WHAT IS ASKED: Search the listing for "трансферты" and copy every line where it appears.

DATA FOR PROCESSING:
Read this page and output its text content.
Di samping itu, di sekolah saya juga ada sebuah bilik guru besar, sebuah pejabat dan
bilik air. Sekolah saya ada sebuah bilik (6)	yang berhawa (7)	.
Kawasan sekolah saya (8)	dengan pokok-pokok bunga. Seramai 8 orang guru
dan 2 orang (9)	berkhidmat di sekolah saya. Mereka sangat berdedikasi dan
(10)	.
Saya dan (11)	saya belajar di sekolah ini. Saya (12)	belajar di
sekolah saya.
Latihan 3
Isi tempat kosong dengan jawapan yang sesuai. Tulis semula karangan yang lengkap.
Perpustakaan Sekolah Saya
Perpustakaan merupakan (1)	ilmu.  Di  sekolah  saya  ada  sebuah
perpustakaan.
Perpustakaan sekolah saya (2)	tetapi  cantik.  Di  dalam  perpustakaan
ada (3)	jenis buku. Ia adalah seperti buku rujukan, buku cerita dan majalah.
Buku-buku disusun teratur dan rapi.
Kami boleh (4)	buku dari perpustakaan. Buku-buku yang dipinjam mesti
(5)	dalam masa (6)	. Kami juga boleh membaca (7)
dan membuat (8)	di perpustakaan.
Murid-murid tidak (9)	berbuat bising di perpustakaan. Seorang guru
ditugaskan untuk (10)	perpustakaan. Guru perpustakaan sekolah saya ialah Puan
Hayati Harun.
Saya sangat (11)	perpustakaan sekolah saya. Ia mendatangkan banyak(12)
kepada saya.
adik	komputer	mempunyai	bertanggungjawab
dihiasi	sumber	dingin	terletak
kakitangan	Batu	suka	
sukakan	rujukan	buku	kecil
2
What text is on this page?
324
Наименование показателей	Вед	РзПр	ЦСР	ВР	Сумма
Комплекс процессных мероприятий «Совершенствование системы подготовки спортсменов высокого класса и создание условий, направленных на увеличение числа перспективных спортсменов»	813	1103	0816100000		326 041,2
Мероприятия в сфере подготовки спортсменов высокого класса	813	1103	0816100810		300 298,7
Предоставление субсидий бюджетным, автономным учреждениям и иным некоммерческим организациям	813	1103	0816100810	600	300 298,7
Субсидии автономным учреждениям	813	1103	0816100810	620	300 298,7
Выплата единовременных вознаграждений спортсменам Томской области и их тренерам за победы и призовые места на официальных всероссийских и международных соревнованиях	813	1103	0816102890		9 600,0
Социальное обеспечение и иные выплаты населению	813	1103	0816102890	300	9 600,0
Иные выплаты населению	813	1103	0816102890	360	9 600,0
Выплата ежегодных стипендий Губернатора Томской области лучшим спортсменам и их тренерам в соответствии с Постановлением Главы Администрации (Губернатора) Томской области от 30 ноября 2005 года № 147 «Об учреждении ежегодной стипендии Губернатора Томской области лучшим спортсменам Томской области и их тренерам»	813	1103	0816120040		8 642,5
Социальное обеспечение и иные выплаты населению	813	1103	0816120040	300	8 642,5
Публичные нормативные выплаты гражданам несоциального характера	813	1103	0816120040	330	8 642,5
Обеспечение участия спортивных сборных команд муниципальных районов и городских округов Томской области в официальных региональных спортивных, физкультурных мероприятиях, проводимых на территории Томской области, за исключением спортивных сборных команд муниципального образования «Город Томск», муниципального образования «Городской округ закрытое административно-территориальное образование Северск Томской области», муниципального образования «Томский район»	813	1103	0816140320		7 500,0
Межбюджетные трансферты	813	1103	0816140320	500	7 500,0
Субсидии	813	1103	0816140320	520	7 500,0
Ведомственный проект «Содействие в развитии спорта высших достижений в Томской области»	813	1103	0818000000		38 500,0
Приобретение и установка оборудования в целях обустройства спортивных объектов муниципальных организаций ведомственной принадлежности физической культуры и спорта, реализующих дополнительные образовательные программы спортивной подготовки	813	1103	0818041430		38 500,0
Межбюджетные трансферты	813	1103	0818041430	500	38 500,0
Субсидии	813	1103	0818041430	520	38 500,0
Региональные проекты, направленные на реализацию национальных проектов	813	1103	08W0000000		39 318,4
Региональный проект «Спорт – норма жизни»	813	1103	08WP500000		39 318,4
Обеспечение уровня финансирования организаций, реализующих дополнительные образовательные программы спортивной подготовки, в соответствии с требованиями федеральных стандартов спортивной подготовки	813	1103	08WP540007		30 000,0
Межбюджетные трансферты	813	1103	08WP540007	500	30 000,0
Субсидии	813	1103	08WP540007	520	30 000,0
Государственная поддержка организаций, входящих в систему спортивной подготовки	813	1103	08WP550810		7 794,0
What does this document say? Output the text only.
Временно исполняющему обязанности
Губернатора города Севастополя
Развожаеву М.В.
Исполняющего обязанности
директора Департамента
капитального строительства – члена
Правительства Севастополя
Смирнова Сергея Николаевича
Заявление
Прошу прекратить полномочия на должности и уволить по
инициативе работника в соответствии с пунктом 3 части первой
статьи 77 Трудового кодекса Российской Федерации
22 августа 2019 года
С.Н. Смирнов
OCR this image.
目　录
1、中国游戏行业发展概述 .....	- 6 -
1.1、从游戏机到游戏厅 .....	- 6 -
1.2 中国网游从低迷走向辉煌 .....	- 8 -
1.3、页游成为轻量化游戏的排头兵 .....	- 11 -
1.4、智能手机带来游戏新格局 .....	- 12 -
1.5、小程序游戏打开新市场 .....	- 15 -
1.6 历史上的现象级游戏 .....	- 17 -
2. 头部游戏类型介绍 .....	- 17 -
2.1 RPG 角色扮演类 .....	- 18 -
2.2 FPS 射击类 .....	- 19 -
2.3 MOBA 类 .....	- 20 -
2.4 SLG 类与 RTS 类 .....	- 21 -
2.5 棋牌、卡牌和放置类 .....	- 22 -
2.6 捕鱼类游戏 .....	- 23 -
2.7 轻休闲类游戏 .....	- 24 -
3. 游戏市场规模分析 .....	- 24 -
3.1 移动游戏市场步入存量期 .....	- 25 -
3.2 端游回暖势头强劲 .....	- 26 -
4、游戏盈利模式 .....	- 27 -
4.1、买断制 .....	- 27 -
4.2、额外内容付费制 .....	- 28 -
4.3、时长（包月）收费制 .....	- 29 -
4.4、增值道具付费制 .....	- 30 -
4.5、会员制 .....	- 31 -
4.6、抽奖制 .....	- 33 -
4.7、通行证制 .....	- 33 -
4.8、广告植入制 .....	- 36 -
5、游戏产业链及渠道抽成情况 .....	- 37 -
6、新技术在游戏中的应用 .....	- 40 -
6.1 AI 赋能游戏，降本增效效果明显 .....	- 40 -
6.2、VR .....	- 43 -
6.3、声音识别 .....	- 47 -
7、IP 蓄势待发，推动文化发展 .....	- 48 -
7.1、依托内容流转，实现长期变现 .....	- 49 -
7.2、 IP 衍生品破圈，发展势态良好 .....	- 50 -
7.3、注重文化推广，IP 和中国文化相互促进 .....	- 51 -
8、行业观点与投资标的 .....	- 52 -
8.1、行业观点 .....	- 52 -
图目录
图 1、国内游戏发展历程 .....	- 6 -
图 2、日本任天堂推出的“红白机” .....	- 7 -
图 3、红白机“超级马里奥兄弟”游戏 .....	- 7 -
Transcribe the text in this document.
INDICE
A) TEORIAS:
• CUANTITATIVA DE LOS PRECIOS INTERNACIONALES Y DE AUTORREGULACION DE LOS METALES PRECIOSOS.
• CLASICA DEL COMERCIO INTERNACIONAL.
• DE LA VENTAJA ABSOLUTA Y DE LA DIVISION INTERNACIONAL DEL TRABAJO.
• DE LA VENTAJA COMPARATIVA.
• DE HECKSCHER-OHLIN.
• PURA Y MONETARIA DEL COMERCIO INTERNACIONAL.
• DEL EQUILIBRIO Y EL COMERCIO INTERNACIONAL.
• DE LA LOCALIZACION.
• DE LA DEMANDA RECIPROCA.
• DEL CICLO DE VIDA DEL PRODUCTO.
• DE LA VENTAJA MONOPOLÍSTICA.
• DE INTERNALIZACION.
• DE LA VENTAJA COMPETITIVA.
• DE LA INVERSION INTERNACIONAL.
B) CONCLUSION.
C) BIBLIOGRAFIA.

SOLVED EXERCISE:
Межбюджетные трансферты	813	1103	0816140320	500	7 500,0
Межбюджетные трансферты	813	1103	0818041430	500	38 500,0
Межбюджетные трансферты	813	1103	08WP540007	500	30 000,0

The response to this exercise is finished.